>> BEGIN STORED DATA

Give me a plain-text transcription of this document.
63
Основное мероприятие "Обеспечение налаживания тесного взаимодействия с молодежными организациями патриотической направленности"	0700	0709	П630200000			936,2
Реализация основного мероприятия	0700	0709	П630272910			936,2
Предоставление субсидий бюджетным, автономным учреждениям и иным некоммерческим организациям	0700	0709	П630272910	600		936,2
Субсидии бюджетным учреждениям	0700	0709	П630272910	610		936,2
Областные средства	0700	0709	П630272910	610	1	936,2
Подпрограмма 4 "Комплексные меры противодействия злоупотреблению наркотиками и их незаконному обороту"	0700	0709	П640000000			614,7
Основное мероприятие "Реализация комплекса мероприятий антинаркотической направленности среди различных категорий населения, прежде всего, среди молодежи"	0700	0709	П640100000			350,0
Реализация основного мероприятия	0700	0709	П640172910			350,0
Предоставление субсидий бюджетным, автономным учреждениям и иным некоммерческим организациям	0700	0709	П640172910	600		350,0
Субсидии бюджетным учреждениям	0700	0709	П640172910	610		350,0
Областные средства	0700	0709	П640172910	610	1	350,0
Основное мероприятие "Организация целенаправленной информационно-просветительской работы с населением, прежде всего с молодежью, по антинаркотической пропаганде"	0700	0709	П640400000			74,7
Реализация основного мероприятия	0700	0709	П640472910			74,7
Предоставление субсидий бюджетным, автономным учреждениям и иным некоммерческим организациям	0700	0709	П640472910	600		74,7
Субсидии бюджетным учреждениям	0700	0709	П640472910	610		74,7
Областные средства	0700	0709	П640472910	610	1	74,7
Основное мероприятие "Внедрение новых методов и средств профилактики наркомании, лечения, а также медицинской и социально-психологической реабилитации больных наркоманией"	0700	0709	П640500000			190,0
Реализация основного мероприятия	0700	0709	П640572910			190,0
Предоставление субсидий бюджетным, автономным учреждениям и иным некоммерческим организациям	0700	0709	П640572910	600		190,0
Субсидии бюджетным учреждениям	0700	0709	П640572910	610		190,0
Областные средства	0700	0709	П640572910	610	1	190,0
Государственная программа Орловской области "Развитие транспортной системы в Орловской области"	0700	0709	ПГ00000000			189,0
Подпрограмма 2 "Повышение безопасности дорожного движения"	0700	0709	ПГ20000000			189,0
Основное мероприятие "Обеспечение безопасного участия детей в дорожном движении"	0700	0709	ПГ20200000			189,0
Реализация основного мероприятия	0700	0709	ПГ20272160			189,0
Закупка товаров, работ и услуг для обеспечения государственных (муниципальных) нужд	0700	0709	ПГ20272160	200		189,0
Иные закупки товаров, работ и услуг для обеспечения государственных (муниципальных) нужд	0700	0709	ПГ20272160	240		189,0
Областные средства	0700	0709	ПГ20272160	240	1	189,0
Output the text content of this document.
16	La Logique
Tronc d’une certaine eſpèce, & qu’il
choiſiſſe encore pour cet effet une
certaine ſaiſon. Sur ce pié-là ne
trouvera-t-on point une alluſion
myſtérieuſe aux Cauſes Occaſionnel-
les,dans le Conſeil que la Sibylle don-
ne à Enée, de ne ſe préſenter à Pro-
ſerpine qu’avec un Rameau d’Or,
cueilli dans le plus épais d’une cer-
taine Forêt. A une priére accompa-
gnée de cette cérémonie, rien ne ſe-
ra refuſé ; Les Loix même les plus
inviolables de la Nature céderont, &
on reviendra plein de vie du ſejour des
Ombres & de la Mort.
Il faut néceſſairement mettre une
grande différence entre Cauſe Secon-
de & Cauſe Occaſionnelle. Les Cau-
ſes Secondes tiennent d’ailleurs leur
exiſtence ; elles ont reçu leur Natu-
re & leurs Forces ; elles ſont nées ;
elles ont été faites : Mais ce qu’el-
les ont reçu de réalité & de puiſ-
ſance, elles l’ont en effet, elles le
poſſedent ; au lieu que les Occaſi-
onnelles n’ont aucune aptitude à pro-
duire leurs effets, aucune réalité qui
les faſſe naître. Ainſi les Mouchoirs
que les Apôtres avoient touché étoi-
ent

>> END STORED DATA

§ GOAL OF THE EXERCISE
List all lines above in which the string "plus" appears.

§ WRITTEN REPLY
cueilli dans le plus épais d’une cer-
ra refuſé ; Les Loix même les plus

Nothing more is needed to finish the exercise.